Collect every line of the records below that contains the word "subtitle".
▼
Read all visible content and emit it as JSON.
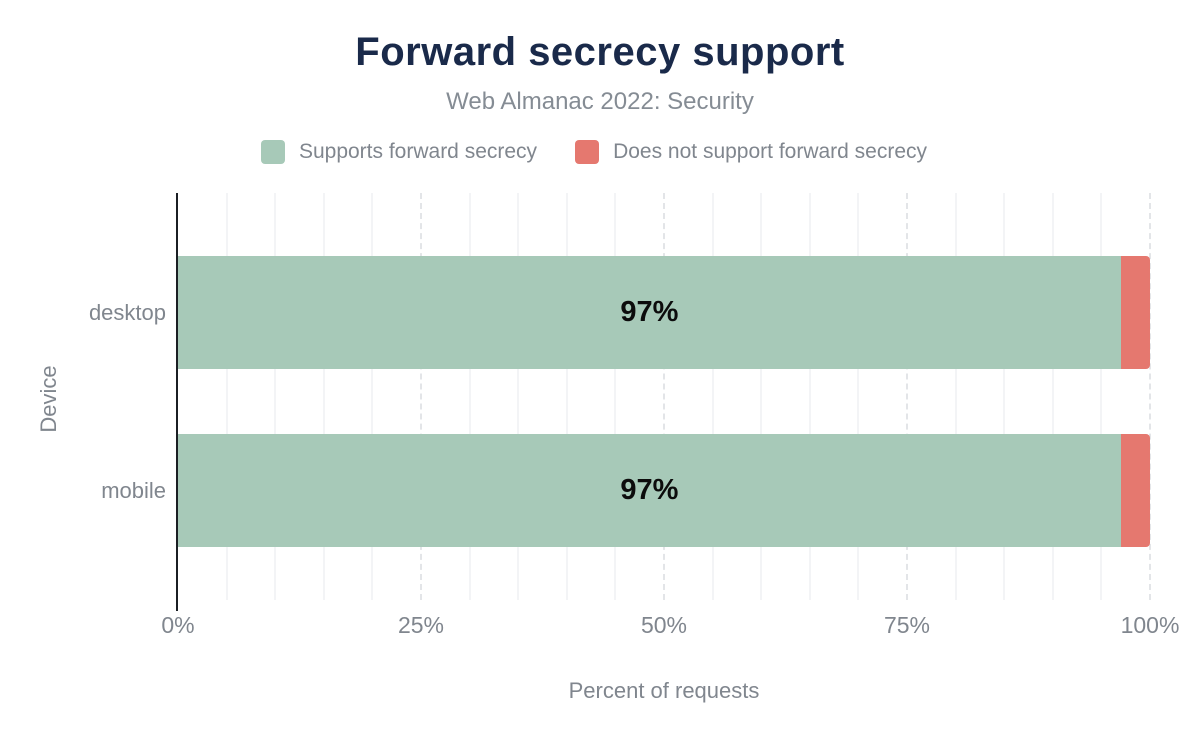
{
  "header": {
    "title": "Forward secrecy support",
    "subtitle": "Web Almanac 2022: Security"
  },
  "legend": [
    {
      "label": "Supports forward secrecy",
      "color": "#a7c9b8"
    },
    {
      "label": "Does not support forward secrecy",
      "color": "#e5786f"
    }
  ],
  "colors": {
    "title": "#1a2a4a",
    "muted_text": "#80868e",
    "supports": "#a7c9b8",
    "not_supports": "#e5786f",
    "axis_line": "#1b1f24",
    "grid_minor": "#f3f4f6",
    "grid_major": "#e3e5e8",
    "bar_label": "#0c0c0c"
  },
  "chart_data": {
    "type": "bar",
    "orientation": "horizontal",
    "stacked": true,
    "title": "Forward secrecy support",
    "subtitle": "Web Almanac 2022: Security",
    "categories": [
      "desktop",
      "mobile"
    ],
    "series": [
      {
        "name": "Supports forward secrecy",
        "color": "#a7c9b8",
        "values": [
          97,
          97
        ]
      },
      {
        "name": "Does not support forward secrecy",
        "color": "#e5786f",
        "values": [
          3,
          3
        ]
      }
    ],
    "bar_labels": [
      "97%",
      "97%"
    ],
    "xlabel": "Percent of requests",
    "ylabel": "Device",
    "xlim": [
      0,
      100
    ],
    "xticks": [
      "0%",
      "25%",
      "50%",
      "75%",
      "100%"
    ],
    "xtick_values": [
      0,
      25,
      50,
      75,
      100
    ],
    "minor_grid_step": 5,
    "grid": "vertical",
    "legend_position": "top"
  }
}
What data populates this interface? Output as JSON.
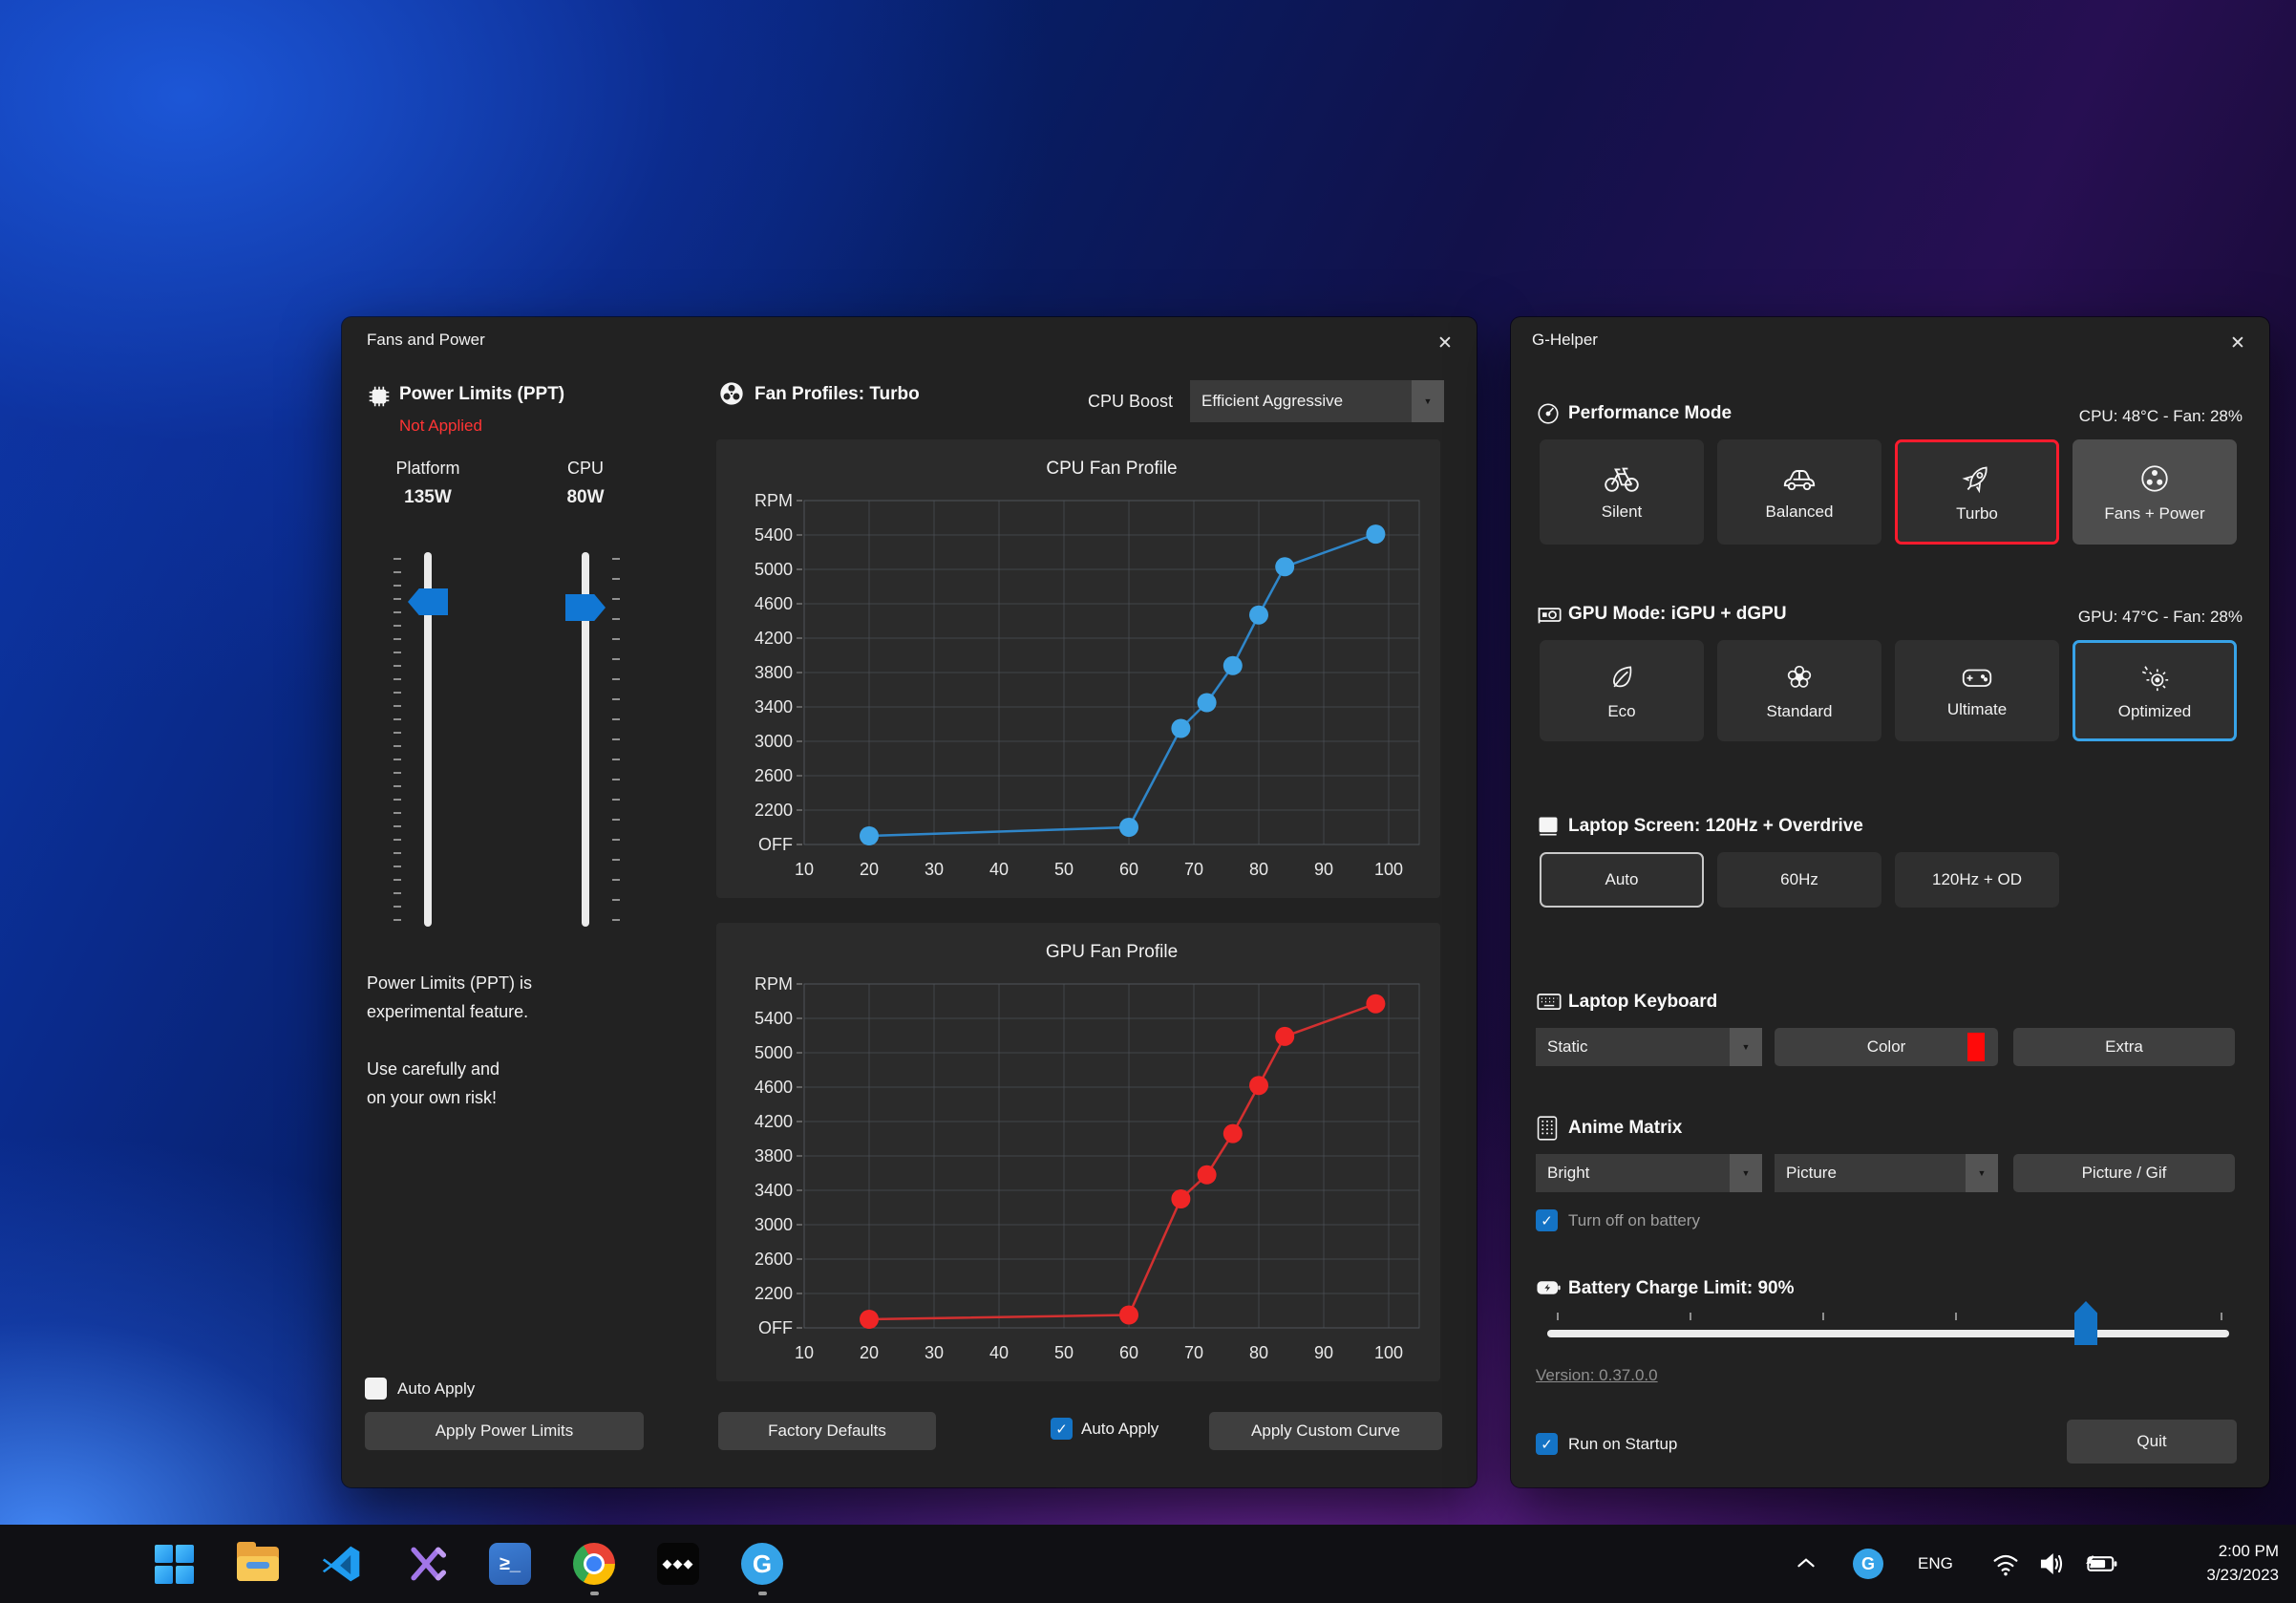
{
  "icons": {
    "close": "✕",
    "dropdown_arrow": "▼",
    "check": "✓",
    "terminal_glyph": "≥_",
    "tidal_glyph": "◆◆◆"
  },
  "fans_window": {
    "title": "Fans and Power",
    "power_limits": {
      "header": "Power Limits (PPT)",
      "status": "Not Applied",
      "columns": [
        {
          "label": "Platform",
          "value": "135W"
        },
        {
          "label": "CPU",
          "value": "80W"
        }
      ],
      "note_line1": "Power Limits (PPT) is",
      "note_line2": "experimental feature.",
      "note_line3": "Use carefully and",
      "note_line4": "on your own risk!",
      "auto_apply_label": "Auto Apply",
      "apply_button": "Apply Power Limits"
    },
    "fan_profiles": {
      "header": "Fan Profiles: Turbo",
      "cpu_boost_label": "CPU Boost",
      "cpu_boost_value": "Efficient Aggressive",
      "factory_defaults_button": "Factory Defaults",
      "auto_apply_label": "Auto Apply",
      "apply_custom_button": "Apply Custom Curve"
    }
  },
  "chart_data": [
    {
      "type": "line",
      "title": "CPU Fan Profile",
      "line_color": "#2f86c9",
      "dot_color": "#3ea3e6",
      "x": [
        20,
        60,
        68,
        72,
        76,
        80,
        84,
        98
      ],
      "y": [
        1900,
        2000,
        3150,
        3450,
        3880,
        4470,
        5030,
        5410
      ],
      "xticks": [
        10,
        20,
        30,
        40,
        50,
        60,
        70,
        80,
        90,
        100
      ],
      "yticks": [
        {
          "label": "RPM",
          "value": 5800
        },
        {
          "label": "5400",
          "value": 5400
        },
        {
          "label": "5000",
          "value": 5000
        },
        {
          "label": "4600",
          "value": 4600
        },
        {
          "label": "4200",
          "value": 4200
        },
        {
          "label": "3800",
          "value": 3800
        },
        {
          "label": "3400",
          "value": 3400
        },
        {
          "label": "3000",
          "value": 3000
        },
        {
          "label": "2600",
          "value": 2600
        },
        {
          "label": "2200",
          "value": 2200
        },
        {
          "label": "OFF",
          "value": 1800
        }
      ],
      "xlim": [
        10,
        100
      ],
      "ylim": [
        1800,
        5800
      ],
      "grid": true,
      "xlabel": "",
      "ylabel": ""
    },
    {
      "type": "line",
      "title": "GPU Fan Profile",
      "line_color": "#d33030",
      "dot_color": "#f02525",
      "x": [
        20,
        60,
        68,
        72,
        76,
        80,
        84,
        98
      ],
      "y": [
        1900,
        1950,
        3300,
        3580,
        4060,
        4620,
        5190,
        5570
      ],
      "xticks": [
        10,
        20,
        30,
        40,
        50,
        60,
        70,
        80,
        90,
        100
      ],
      "yticks": [
        {
          "label": "RPM",
          "value": 5800
        },
        {
          "label": "5400",
          "value": 5400
        },
        {
          "label": "5000",
          "value": 5000
        },
        {
          "label": "4600",
          "value": 4600
        },
        {
          "label": "4200",
          "value": 4200
        },
        {
          "label": "3800",
          "value": 3800
        },
        {
          "label": "3400",
          "value": 3400
        },
        {
          "label": "3000",
          "value": 3000
        },
        {
          "label": "2600",
          "value": 2600
        },
        {
          "label": "2200",
          "value": 2200
        },
        {
          "label": "OFF",
          "value": 1800
        }
      ],
      "xlim": [
        10,
        100
      ],
      "ylim": [
        1800,
        5800
      ],
      "grid": true,
      "xlabel": "",
      "ylabel": ""
    }
  ],
  "ghelper": {
    "title": "G-Helper",
    "performance": {
      "header": "Performance Mode",
      "status": "CPU: 48°C  -   Fan: 28%",
      "buttons": [
        {
          "label": "Silent"
        },
        {
          "label": "Balanced"
        },
        {
          "label": "Turbo"
        },
        {
          "label": "Fans + Power"
        }
      ]
    },
    "gpu": {
      "header": "GPU Mode: iGPU + dGPU",
      "status": "GPU: 47°C  -   Fan: 28%",
      "buttons": [
        {
          "label": "Eco"
        },
        {
          "label": "Standard"
        },
        {
          "label": "Ultimate"
        },
        {
          "label": "Optimized"
        }
      ]
    },
    "screen": {
      "header": "Laptop Screen: 120Hz + Overdrive",
      "buttons": [
        {
          "label": "Auto"
        },
        {
          "label": "60Hz"
        },
        {
          "label": "120Hz + OD"
        }
      ]
    },
    "keyboard": {
      "header": "Laptop Keyboard",
      "mode_value": "Static",
      "color_button": "Color",
      "swatch_color": "#ff0a0a",
      "extra_button": "Extra"
    },
    "anime": {
      "header": "Anime Matrix",
      "brightness_value": "Bright",
      "mode_value": "Picture",
      "picture_button": "Picture / Gif",
      "battery_checkbox_label": "Turn off on battery"
    },
    "battery": {
      "header": "Battery Charge Limit: 90%",
      "percent": 90
    },
    "version_link": "Version: 0.37.0.0",
    "run_on_startup_label": "Run on Startup",
    "quit_button": "Quit"
  },
  "taskbar": {
    "language": "ENG",
    "time": "2:00 PM",
    "date": "3/23/2023"
  }
}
▲
◆ Correct response ◆
    "subtitle": "Web Almanac 2022: Security"
    "subtitle": "Web Almanac 2022: Security",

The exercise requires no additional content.